─── RECORDS FOR THIS EXERCISE ───

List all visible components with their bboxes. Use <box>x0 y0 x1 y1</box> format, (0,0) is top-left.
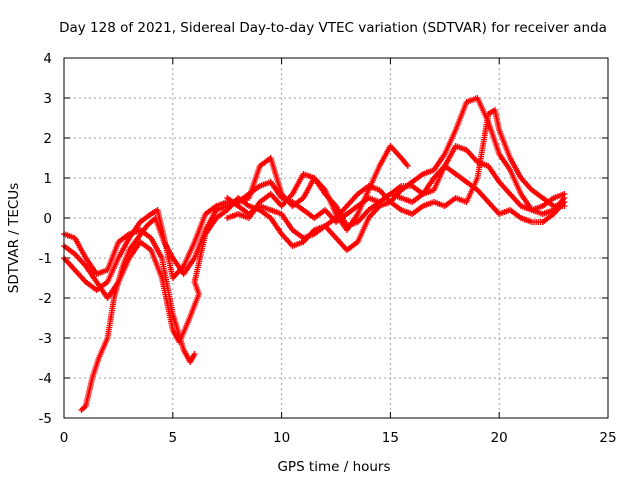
chart-title: Day 128 of 2021, Sidereal Day-to-day VTE… <box>59 20 607 36</box>
series-track-6 <box>224 163 568 229</box>
data-point <box>561 191 568 197</box>
x-tick-label: 15 <box>382 430 399 446</box>
x-axis-label: GPS time / hours <box>277 459 390 475</box>
y-tick-label: 2 <box>43 131 52 147</box>
y-tick-label: -4 <box>39 371 52 387</box>
x-tick-label: 5 <box>169 430 178 446</box>
y-tick-label: 1 <box>43 171 52 187</box>
plot-frame <box>63 57 609 419</box>
data-point <box>404 163 411 169</box>
x-tick-label: 20 <box>491 430 508 446</box>
y-tick-label: 3 <box>43 91 52 107</box>
data-point <box>191 351 198 357</box>
series-track-5 <box>224 107 568 241</box>
y-tick-label: -1 <box>39 251 52 267</box>
y-tick-label: 4 <box>43 51 52 67</box>
y-axis-label: SDTVAR / TECUs <box>6 183 22 293</box>
y-tick-label: -2 <box>39 291 52 307</box>
y-tick-label: -3 <box>39 331 52 347</box>
data-points <box>61 95 568 413</box>
data-point <box>561 199 568 205</box>
series-track-4 <box>78 143 568 413</box>
x-tick-label: 25 <box>599 430 616 446</box>
x-axis-ticks: 0 5 10 15 20 25 <box>60 58 617 446</box>
x-tick-label: 10 <box>273 430 290 446</box>
y-tick-label: -5 <box>39 411 52 427</box>
series-track-2 <box>61 143 411 293</box>
y-tick-label: 0 <box>43 211 52 227</box>
x-tick-label: 0 <box>60 430 69 446</box>
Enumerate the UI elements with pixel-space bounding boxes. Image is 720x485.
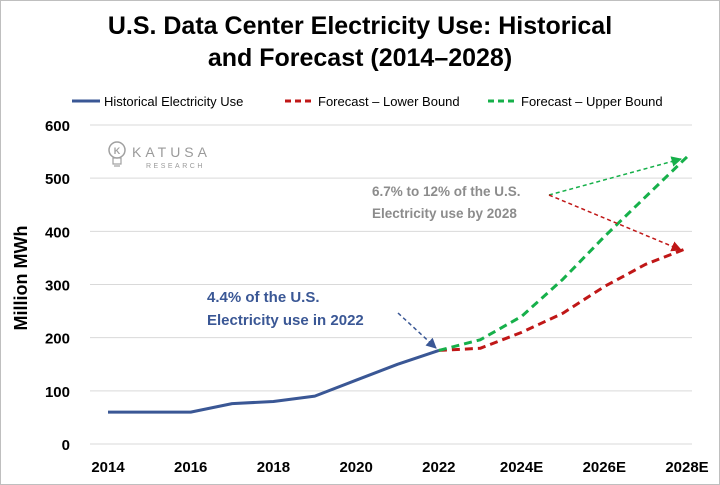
x-tick-label: 2026E bbox=[583, 459, 626, 476]
katusa-logo: K KATUSA RESEARCH bbox=[108, 141, 211, 170]
lightbulb-icon: K bbox=[108, 141, 126, 167]
y-axis-ticks: 0 100 200 300 400 500 600 bbox=[45, 118, 70, 454]
y-tick-label: 200 bbox=[45, 331, 70, 348]
annotation-2028-arrow-upper bbox=[548, 156, 683, 196]
svg-text:K: K bbox=[114, 146, 121, 156]
gridlines bbox=[90, 124, 692, 445]
x-tick-label: 2020 bbox=[339, 459, 372, 476]
annotation-2022-arrow bbox=[397, 312, 437, 349]
series-line-historical bbox=[108, 348, 440, 414]
legend: Historical Electricity Use Forecast – Lo… bbox=[72, 94, 663, 109]
chart-title-line-2: and Forecast (2014–2028) bbox=[207, 44, 513, 72]
series-lines bbox=[107, 155, 689, 414]
series-line-lower-bound bbox=[438, 246, 688, 352]
chart-title-line-1: U.S. Data Center Electricity Use: Histor… bbox=[107, 12, 613, 40]
series-line-upper-bound bbox=[438, 155, 689, 352]
y-tick-label: 600 bbox=[45, 118, 70, 135]
legend-label-upper: Forecast – Upper Bound bbox=[521, 94, 663, 109]
y-tick-label: 100 bbox=[45, 384, 70, 401]
annotation-2028-arrow-lower bbox=[548, 194, 682, 252]
legend-label-lower: Forecast – Lower Bound bbox=[318, 94, 460, 109]
y-tick-label: 300 bbox=[45, 278, 70, 295]
x-tick-label: 2018 bbox=[257, 459, 290, 476]
x-axis-ticks: 2014 2016 2018 2020 2022 2024E 2026E 2028E bbox=[91, 459, 708, 476]
annotation-2028-line-1: 6.7% to 12% of the U.S. bbox=[372, 184, 521, 199]
x-tick-label: 2014 bbox=[91, 459, 125, 476]
y-tick-label: 500 bbox=[45, 171, 70, 188]
chart-title: U.S. Data Center Electricity Use: Histor… bbox=[0, 10, 720, 74]
x-tick-label: 2024E bbox=[500, 459, 543, 476]
x-tick-label: 2016 bbox=[174, 459, 207, 476]
annotation-2022-line-1: 4.4% of the U.S. bbox=[207, 289, 320, 306]
y-tick-label: 400 bbox=[45, 224, 70, 241]
annotations: 4.4% of the U.S. Electricity use in 2022… bbox=[207, 156, 683, 349]
logo-sub: RESEARCH bbox=[146, 163, 205, 170]
logo-name: KATUSA bbox=[132, 144, 211, 160]
y-axis-label: Million MWh bbox=[11, 226, 31, 331]
x-tick-label: 2028E bbox=[665, 459, 708, 476]
annotation-2028-line-2: Electricity use by 2028 bbox=[372, 206, 517, 221]
y-tick-label: 0 bbox=[62, 437, 70, 454]
annotation-2022-line-2: Electricity use in 2022 bbox=[207, 312, 364, 329]
legend-label-historical: Historical Electricity Use bbox=[104, 94, 243, 109]
x-tick-label: 2022 bbox=[422, 459, 455, 476]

───

WHAT TO PRODUCE: Count the lines in the rows above that contain the string "Center". Reply with the number only.

SOLUTION: 2